→ TASK REQUIREMENTS
The records below are to be repeated in full, exactly as they are.

→ Collected data
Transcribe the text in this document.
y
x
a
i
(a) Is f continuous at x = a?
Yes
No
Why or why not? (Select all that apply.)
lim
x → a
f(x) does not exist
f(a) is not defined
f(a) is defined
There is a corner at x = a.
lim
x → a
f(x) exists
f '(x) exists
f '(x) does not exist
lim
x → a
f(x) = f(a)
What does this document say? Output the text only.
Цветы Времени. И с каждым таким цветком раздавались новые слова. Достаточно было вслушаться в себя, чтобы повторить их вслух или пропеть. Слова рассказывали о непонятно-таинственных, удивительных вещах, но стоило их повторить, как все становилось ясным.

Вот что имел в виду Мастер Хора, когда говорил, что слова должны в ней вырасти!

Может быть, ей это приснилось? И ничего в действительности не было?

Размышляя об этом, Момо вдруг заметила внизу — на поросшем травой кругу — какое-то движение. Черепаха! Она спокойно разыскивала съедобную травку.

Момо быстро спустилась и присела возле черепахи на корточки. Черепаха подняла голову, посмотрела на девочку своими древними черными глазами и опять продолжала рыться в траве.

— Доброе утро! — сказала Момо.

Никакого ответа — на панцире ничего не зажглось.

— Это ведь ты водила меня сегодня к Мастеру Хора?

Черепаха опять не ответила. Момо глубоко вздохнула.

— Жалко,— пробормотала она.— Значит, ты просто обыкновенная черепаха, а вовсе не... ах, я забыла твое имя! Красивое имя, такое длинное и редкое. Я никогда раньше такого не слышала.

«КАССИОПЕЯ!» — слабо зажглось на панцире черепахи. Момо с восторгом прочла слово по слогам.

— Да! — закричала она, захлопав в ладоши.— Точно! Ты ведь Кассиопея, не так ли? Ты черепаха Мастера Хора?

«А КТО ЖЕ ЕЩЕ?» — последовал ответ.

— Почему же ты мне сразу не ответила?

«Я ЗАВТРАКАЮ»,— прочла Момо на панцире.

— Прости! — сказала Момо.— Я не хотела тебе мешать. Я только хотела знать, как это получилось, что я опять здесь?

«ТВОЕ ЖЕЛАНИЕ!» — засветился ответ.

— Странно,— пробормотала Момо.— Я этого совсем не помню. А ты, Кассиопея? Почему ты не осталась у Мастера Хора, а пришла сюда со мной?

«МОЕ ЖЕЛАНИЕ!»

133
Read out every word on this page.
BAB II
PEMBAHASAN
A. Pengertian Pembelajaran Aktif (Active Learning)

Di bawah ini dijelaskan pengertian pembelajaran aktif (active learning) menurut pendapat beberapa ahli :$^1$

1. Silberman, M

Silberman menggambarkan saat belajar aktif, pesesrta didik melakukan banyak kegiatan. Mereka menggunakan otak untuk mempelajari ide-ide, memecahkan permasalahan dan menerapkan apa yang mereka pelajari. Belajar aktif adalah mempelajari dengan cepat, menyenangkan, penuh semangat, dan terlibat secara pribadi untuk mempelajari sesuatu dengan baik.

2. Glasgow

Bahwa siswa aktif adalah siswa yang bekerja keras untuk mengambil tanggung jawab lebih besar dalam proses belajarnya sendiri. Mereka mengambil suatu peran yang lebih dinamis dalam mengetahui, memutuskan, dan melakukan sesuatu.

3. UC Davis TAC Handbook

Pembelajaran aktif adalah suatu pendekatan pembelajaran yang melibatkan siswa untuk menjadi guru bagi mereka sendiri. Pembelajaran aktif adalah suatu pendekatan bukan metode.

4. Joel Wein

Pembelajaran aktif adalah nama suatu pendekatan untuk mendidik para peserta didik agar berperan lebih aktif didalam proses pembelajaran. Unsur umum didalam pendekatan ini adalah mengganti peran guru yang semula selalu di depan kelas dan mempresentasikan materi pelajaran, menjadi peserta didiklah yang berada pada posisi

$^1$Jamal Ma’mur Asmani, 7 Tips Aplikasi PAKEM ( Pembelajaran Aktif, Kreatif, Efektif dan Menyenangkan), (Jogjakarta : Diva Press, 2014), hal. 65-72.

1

→ RESPONSE
Transcribe the text in this document.
y
x
a
i
(a) Is f continuous at x = a?
Yes
No
Why or why not? (Select all that apply.)
lim
x → a
f(x) does not exist
f(a) is not defined
f(a) is defined
There is a corner at x = a.
lim
x → a
f(x) exists
f '(x) exists
f '(x) does not exist
lim
x → a
f(x) = f(a)
What does this document say? Output the text only.
Цветы Времени. И с каждым таким цветком раздавались новые слова. Достаточно было вслушаться в себя, чтобы повторить их вслух или пропеть. Слова рассказывали о непонятно-таинственных, удивительных вещах, но стоило их повторить, как все становилось ясным.

Вот что имел в виду Мастер Хора, когда говорил, что слова должны в ней вырасти!

Может быть, ей это приснилось? И ничего в действительности не было?

Размышляя об этом, Момо вдруг заметила внизу — на поросшем травой кругу — какое-то движение. Черепаха! Она спокойно разыскивала съедобную травку.

Момо быстро спустилась и присела возле черепахи на корточки. Черепаха подняла голову, посмотрела на девочку своими древними черными глазами и опять продолжала рыться в траве.

— Доброе утро! — сказала Момо.

Никакого ответа — на панцире ничего не зажглось.

— Это ведь ты водила меня сегодня к Мастеру Хора?

Черепаха опять не ответила. Момо глубоко вздохнула.

— Жалко,— пробормотала она.— Значит, ты просто обыкновенная черепаха, а вовсе не... ах, я забыла твое имя! Красивое имя, такое длинное и редкое. Я никогда раньше такого не слышала.

«КАССИОПЕЯ!» — слабо зажглось на панцире черепахи. Момо с восторгом прочла слово по слогам.

— Да! — закричала она, захлопав в ладоши.— Точно! Ты ведь Кассиопея, не так ли? Ты черепаха Мастера Хора?

«А КТО ЖЕ ЕЩЕ?» — последовал ответ.

— Почему же ты мне сразу не ответила?

«Я ЗАВТРАКАЮ»,— прочла Момо на панцире.

— Прости! — сказала Момо.— Я не хотела тебе мешать. Я только хотела знать, как это получилось, что я опять здесь?

«ТВОЕ ЖЕЛАНИЕ!» — засветился ответ.

— Странно,— пробормотала Момо.— Я этого совсем не помню. А ты, Кассиопея? Почему ты не осталась у Мастера Хора, а пришла сюда со мной?

«МОЕ ЖЕЛАНИЕ!»

133
Read out every word on this page.
BAB II
PEMBAHASAN
A. Pengertian Pembelajaran Aktif (Active Learning)

Di bawah ini dijelaskan pengertian pembelajaran aktif (active learning) menurut pendapat beberapa ahli :$^1$

1. Silberman, M

Silberman menggambarkan saat belajar aktif, pesesrta didik melakukan banyak kegiatan. Mereka menggunakan otak untuk mempelajari ide-ide, memecahkan permasalahan dan menerapkan apa yang mereka pelajari. Belajar aktif adalah mempelajari dengan cepat, menyenangkan, penuh semangat, dan terlibat secara pribadi untuk mempelajari sesuatu dengan baik.

2. Glasgow

Bahwa siswa aktif adalah siswa yang bekerja keras untuk mengambil tanggung jawab lebih besar dalam proses belajarnya sendiri. Mereka mengambil suatu peran yang lebih dinamis dalam mengetahui, memutuskan, dan melakukan sesuatu.

3. UC Davis TAC Handbook

Pembelajaran aktif adalah suatu pendekatan pembelajaran yang melibatkan siswa untuk menjadi guru bagi mereka sendiri. Pembelajaran aktif adalah suatu pendekatan bukan metode.

4. Joel Wein

Pembelajaran aktif adalah nama suatu pendekatan untuk mendidik para peserta didik agar berperan lebih aktif didalam proses pembelajaran. Unsur umum didalam pendekatan ini adalah mengganti peran guru yang semula selalu di depan kelas dan mempresentasikan materi pelajaran, menjadi peserta didiklah yang berada pada posisi

$^1$Jamal Ma’mur Asmani, 7 Tips Aplikasi PAKEM ( Pembelajaran Aktif, Kreatif, Efektif dan Menyenangkan), (Jogjakarta : Diva Press, 2014), hal. 65-72.

1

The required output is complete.